▶ **Problem**
Which lines in the records below contain the word "Open"? Copy each of them.

>> BEGIN

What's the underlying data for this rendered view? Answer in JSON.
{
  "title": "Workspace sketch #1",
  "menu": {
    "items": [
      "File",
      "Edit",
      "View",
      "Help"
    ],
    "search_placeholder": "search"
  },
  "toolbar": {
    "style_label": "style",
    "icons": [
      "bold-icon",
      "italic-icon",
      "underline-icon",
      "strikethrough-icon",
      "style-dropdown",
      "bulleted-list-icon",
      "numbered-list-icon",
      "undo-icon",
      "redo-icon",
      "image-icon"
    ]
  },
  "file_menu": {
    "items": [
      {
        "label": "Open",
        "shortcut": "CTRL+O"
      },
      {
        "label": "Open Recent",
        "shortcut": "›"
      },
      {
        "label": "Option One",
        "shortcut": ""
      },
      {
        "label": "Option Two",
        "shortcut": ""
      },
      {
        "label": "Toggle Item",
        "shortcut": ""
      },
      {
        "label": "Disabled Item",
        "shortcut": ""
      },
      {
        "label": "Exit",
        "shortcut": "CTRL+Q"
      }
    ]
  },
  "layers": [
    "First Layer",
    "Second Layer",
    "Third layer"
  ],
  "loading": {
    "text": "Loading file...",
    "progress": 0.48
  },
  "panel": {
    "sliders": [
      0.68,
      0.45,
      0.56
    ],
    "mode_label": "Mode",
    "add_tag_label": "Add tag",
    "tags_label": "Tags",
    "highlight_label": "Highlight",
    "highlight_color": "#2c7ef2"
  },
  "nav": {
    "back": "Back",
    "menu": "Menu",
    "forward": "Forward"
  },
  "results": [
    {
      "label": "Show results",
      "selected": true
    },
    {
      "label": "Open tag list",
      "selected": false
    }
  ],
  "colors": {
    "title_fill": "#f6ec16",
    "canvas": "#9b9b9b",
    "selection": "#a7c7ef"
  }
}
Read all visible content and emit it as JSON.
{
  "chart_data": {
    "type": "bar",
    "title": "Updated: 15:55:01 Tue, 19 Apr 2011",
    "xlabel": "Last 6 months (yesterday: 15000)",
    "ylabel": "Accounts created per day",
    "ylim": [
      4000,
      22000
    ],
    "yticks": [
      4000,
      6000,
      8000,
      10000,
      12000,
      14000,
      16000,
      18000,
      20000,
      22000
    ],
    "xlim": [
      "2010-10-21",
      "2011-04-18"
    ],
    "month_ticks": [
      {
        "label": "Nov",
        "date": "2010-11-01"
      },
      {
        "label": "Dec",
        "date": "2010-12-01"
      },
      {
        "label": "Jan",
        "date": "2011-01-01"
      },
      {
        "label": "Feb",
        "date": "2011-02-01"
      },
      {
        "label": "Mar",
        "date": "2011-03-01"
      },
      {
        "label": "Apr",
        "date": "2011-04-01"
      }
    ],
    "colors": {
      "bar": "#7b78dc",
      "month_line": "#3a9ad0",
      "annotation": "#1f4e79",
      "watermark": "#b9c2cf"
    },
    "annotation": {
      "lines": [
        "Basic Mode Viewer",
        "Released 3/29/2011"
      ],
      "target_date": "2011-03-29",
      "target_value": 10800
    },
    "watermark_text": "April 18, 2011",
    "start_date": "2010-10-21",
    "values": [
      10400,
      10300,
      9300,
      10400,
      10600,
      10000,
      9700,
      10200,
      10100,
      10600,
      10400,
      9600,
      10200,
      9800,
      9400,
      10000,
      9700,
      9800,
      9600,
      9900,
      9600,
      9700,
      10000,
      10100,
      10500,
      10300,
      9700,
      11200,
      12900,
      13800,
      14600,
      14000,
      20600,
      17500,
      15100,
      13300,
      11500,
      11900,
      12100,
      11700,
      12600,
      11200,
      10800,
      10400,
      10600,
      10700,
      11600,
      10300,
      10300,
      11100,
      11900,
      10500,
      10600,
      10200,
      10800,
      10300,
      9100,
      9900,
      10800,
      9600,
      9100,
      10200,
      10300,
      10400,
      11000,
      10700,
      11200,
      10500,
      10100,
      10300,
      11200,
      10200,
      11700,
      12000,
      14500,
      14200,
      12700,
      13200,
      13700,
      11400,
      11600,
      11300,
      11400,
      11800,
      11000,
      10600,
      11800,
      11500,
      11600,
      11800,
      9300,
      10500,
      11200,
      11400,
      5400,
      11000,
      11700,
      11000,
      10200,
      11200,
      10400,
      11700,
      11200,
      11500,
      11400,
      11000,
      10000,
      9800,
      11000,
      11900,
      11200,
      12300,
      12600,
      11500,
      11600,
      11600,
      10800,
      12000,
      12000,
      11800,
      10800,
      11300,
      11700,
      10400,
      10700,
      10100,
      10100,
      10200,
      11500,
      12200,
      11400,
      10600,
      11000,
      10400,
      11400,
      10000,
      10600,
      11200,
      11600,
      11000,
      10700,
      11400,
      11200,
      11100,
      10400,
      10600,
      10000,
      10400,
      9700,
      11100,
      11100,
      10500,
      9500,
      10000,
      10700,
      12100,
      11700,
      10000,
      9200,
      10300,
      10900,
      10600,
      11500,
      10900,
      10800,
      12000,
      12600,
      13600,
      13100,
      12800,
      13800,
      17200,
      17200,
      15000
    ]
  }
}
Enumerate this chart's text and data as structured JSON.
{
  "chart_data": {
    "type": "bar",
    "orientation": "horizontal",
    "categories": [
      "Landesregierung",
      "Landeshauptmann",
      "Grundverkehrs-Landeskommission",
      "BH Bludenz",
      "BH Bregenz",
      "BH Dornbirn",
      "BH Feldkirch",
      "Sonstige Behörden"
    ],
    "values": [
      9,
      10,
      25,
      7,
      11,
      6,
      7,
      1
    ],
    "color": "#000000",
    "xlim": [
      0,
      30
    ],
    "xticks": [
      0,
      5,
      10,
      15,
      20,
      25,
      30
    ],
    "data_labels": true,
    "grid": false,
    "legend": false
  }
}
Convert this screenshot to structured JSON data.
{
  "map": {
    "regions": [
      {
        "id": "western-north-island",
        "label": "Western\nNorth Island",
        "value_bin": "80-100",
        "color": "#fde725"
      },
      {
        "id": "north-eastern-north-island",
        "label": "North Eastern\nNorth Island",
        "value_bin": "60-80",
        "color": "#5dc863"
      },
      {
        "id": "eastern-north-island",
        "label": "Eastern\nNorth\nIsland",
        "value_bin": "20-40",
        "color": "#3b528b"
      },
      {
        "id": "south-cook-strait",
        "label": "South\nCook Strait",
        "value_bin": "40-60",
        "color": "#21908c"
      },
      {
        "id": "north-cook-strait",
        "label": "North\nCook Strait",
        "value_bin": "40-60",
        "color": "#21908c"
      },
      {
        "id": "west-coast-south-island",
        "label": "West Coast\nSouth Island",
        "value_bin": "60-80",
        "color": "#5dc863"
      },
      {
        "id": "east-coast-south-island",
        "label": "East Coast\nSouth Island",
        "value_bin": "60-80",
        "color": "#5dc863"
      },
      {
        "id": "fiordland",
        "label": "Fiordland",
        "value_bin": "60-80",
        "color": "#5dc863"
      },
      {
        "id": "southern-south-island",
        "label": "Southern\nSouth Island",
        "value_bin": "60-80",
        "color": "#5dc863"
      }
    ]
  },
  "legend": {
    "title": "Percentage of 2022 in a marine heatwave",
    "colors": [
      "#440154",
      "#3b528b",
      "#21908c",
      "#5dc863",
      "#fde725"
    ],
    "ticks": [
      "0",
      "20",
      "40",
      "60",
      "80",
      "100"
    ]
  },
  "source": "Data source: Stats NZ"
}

>> END

▶ **Output of the exercise**
        "label": "Open",
        "label": "Open Recent",
      "label": "Open tag list",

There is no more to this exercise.